--- start of Records shown ---

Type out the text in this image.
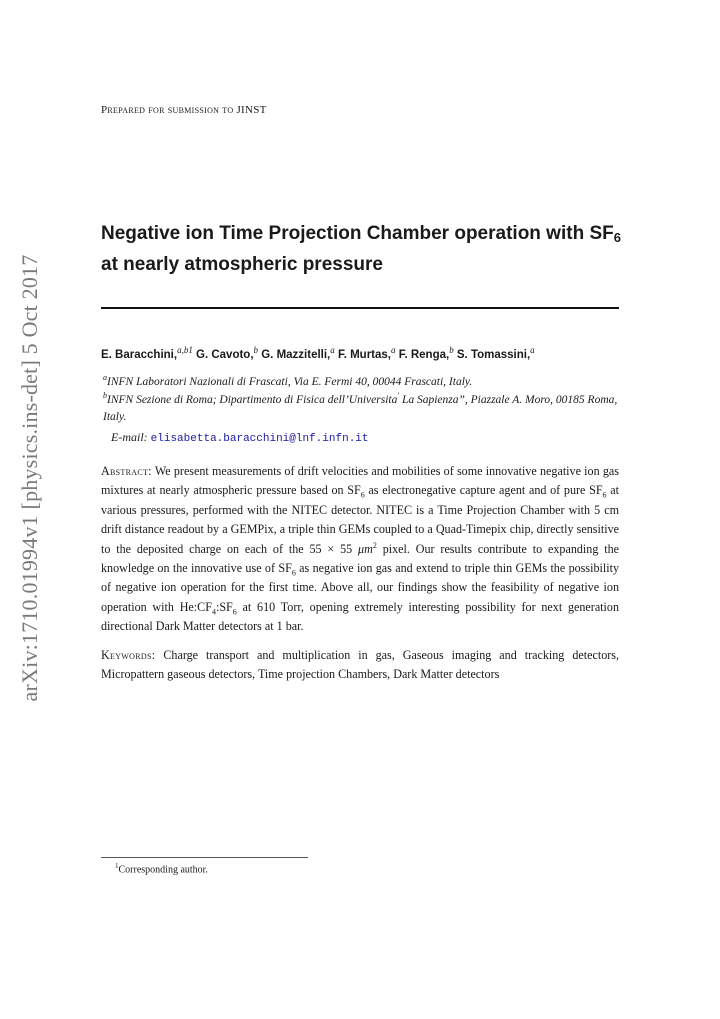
arXiv:1710.01994v1 [physics.ins-det] 5 Oct 2017
Prepared for submission to JINST
Negative ion Time Projection Chamber operation with $SF_6$
at nearly atmospheric pressure
E. Baracchini,$^{a,b1}$ G. Cavoto,$^b$ G. Mazzitelli,$^a$ F. Murtas,$^a$ F. Renga,$^b$ S. Tomassini,$^a$
$^a$INFN Laboratori Nazionali di Frascati, Via E. Fermi 40, 00044 Frascati, Italy.
$^b$INFN Sezione di Roma; Dipartimento di Fisica dell’Universita' La Sapienza”, Piazzale A. Moro, 00185 Roma, Italy.
E-mail: elisabetta.baracchini@lnf.infn.it
Abstract: We present measurements of drift velocities and mobilities of some innovative negative ion gas mixtures at nearly atmospheric pressure based on $SF_6$ as electronegative capture agent and of pure $SF_6$ at various pressures, performed with the NITEC detector. NITEC is a Time Projection Chamber with 5 cm drift distance readout by a GEMPix, a triple thin GEMs coupled to a Quad-Timepix chip, directly sensitive to the deposited charge on each of the 55 × 55 $\mu m^2$ pixel. Our results contribute to expanding the knowledge on the innovative use of $SF_6$ as negative ion gas and extend to triple thin GEMs the possibility of negative ion operation for the first time. Above all, our findings show the feasibility of negative ion operation with $He:CF_4:SF_6$ at 610 Torr, opening extremely interesting possibility for next generation directional Dark Matter detectors at 1 bar.
Keywords: Charge transport and multiplication in gas, Gaseous imaging and tracking detectors, Micropattern gaseous detectors, Time projection Chambers, Dark Matter detectors
$^1$Corresponding author.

--- end of Records shown ---

— Direction —
Return, from the data, each line that has the word "Italy" in it.

— Task result —
$^a$INFN Laboratori Nazionali di Frascati, Via E. Fermi 40, 00044 Frascati, Italy.
$^b$INFN Sezione di Roma; Dipartimento di Fisica dell’Universita' La Sapienza”, Piazzale A. Moro, 00185 Roma, Italy.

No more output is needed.